>> Begin Stored data

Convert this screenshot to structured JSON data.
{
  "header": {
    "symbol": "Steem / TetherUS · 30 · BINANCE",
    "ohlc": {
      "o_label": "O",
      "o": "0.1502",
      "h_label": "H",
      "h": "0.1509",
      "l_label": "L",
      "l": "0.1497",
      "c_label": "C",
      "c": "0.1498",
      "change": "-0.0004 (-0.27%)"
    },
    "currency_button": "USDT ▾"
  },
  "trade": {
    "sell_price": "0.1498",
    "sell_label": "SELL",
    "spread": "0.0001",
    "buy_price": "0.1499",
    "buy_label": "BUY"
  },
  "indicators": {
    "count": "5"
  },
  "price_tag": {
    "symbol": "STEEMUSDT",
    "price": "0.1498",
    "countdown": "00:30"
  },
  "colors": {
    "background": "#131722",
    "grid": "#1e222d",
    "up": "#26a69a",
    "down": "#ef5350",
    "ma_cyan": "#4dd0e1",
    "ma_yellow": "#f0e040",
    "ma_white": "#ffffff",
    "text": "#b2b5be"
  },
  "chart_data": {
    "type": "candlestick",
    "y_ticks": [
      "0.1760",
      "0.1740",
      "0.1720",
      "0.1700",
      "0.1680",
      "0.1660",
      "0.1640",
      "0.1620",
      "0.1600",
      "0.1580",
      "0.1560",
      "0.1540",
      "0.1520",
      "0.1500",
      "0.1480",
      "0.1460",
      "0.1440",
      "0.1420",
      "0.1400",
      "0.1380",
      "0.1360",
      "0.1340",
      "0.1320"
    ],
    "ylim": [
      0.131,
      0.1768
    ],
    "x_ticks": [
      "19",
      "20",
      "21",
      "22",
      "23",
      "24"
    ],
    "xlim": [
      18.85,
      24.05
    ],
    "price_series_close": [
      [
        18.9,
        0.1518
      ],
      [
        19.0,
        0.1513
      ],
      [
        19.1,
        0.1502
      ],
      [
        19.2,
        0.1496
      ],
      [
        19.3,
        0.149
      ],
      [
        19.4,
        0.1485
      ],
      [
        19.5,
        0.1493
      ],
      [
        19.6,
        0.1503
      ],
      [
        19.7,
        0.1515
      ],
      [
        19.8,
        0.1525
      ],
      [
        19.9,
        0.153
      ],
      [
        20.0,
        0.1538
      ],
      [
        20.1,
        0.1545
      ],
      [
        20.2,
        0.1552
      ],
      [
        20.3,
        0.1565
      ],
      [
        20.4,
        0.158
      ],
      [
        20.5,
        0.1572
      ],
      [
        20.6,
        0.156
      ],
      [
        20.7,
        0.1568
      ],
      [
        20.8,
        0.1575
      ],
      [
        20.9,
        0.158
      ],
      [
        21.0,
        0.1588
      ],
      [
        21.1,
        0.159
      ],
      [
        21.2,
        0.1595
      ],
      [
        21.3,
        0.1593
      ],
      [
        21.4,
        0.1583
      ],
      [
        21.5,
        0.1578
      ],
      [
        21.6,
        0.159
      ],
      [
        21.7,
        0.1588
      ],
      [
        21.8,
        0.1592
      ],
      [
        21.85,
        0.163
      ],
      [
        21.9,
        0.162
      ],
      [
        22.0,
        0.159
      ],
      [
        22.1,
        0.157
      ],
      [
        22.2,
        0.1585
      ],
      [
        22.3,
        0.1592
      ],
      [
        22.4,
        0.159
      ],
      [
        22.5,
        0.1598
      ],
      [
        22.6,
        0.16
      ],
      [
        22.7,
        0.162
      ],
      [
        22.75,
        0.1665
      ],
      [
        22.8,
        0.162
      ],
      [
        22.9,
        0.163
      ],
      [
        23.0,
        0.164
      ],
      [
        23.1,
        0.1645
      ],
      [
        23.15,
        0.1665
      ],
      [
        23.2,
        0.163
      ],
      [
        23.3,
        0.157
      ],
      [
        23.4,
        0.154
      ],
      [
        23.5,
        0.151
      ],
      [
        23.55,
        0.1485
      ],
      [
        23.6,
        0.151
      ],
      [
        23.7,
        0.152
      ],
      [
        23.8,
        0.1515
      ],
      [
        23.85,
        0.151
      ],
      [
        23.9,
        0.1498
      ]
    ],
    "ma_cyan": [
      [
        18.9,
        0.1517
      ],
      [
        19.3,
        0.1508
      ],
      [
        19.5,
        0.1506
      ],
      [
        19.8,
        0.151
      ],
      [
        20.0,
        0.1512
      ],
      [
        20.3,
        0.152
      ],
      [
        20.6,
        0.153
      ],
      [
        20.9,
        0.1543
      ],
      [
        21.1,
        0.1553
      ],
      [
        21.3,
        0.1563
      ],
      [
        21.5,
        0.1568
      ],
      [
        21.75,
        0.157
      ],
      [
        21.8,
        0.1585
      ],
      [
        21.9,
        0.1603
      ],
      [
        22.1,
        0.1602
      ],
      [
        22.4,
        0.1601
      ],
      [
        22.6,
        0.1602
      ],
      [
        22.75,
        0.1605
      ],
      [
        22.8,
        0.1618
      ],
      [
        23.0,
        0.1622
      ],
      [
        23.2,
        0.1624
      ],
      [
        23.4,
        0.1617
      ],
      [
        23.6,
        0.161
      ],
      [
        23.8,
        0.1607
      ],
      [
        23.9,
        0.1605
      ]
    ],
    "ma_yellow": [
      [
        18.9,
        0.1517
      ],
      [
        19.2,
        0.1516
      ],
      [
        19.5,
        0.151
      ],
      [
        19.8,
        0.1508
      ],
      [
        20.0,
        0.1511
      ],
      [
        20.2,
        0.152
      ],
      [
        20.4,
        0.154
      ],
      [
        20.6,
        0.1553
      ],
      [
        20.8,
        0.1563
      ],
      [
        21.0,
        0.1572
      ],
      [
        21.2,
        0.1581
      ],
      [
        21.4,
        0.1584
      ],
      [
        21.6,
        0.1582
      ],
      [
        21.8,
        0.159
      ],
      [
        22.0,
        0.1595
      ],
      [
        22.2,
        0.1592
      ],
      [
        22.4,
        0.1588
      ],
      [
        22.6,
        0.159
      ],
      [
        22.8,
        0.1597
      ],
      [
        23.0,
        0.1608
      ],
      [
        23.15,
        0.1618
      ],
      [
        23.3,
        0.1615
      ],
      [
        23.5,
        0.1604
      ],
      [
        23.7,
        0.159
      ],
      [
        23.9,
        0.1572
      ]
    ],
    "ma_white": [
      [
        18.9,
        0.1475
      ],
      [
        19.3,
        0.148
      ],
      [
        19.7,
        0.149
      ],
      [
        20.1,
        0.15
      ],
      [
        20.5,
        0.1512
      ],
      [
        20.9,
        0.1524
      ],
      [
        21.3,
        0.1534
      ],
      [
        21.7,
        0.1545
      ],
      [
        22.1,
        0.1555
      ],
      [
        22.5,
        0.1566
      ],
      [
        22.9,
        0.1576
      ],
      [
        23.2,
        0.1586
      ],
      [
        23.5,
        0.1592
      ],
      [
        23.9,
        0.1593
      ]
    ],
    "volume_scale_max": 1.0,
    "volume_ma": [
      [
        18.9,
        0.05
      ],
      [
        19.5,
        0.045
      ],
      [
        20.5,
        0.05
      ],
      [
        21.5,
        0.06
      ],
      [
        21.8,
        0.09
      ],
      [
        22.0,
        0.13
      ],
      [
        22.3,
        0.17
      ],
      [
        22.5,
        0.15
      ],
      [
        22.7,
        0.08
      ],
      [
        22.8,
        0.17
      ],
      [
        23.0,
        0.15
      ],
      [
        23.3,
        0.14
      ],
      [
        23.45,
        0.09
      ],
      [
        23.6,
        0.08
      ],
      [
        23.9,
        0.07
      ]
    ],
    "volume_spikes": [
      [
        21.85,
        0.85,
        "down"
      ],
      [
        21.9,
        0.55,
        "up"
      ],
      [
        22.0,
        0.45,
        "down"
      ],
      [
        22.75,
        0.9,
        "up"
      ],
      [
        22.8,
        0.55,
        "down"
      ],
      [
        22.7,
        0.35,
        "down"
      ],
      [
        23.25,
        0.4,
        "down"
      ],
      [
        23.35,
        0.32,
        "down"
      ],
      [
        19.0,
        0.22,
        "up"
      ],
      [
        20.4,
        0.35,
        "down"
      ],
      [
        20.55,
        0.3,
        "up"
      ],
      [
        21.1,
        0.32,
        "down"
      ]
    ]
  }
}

>> End Stored data

* Task to complete
Your task is to list each line of the records with the word "symbol".

* Response
    "symbol": "Steem / TetherUS · 30 · BINANCE",
    "symbol": "STEEMUSDT",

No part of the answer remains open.